▸ Records shown
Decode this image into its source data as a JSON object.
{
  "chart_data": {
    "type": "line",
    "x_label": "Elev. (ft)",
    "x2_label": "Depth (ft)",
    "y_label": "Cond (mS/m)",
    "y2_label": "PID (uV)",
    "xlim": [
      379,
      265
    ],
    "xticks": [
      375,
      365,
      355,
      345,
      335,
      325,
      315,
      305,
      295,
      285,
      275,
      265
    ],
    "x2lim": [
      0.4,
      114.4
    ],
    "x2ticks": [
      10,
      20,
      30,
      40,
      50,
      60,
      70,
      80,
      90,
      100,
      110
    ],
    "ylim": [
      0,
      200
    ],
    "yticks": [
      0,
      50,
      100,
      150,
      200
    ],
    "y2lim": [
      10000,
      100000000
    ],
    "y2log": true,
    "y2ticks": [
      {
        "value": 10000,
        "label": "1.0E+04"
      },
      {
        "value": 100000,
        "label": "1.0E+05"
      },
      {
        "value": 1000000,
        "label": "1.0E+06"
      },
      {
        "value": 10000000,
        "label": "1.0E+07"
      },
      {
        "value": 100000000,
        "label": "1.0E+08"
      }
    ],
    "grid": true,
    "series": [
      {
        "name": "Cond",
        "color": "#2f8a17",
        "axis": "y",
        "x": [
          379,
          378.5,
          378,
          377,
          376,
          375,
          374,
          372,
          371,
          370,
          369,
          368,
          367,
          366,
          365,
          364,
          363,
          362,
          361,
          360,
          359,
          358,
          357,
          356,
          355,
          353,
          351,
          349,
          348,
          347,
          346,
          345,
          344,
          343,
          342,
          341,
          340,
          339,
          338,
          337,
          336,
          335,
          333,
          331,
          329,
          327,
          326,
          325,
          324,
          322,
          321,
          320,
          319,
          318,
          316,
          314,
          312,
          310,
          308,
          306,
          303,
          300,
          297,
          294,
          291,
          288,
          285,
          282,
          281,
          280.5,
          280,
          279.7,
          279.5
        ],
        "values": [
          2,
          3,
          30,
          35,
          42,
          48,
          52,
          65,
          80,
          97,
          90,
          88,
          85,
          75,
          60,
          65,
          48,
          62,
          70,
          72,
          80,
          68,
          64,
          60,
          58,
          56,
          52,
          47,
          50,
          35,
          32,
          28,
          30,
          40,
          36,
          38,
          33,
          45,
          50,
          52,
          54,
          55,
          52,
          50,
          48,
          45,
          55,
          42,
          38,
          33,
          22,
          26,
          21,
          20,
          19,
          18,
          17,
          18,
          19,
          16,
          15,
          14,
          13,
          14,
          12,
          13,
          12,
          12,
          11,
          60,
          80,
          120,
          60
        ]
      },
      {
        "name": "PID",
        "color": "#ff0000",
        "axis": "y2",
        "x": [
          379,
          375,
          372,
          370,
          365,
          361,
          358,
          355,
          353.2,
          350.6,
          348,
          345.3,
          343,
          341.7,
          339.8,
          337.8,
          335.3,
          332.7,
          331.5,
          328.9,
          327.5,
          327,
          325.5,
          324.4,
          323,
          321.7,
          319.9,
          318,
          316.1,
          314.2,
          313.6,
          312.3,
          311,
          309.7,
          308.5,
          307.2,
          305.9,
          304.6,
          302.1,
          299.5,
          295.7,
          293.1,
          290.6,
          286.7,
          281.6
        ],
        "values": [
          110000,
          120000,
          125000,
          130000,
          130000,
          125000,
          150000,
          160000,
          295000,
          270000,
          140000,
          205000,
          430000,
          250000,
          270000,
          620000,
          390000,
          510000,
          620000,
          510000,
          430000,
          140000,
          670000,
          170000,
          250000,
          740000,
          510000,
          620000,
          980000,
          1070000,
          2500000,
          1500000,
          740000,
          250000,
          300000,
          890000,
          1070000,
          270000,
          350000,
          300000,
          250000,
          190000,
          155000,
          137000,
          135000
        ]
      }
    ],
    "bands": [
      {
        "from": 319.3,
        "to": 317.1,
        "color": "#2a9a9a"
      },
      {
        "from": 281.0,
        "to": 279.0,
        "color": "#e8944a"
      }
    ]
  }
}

▸ Prompt
Write out each line of the data that holds the string "color".

▸ Response to this task
        "color": "#2f8a17",
        "color": "#ff0000",
        "color": "#2a9a9a"
        "color": "#e8944a"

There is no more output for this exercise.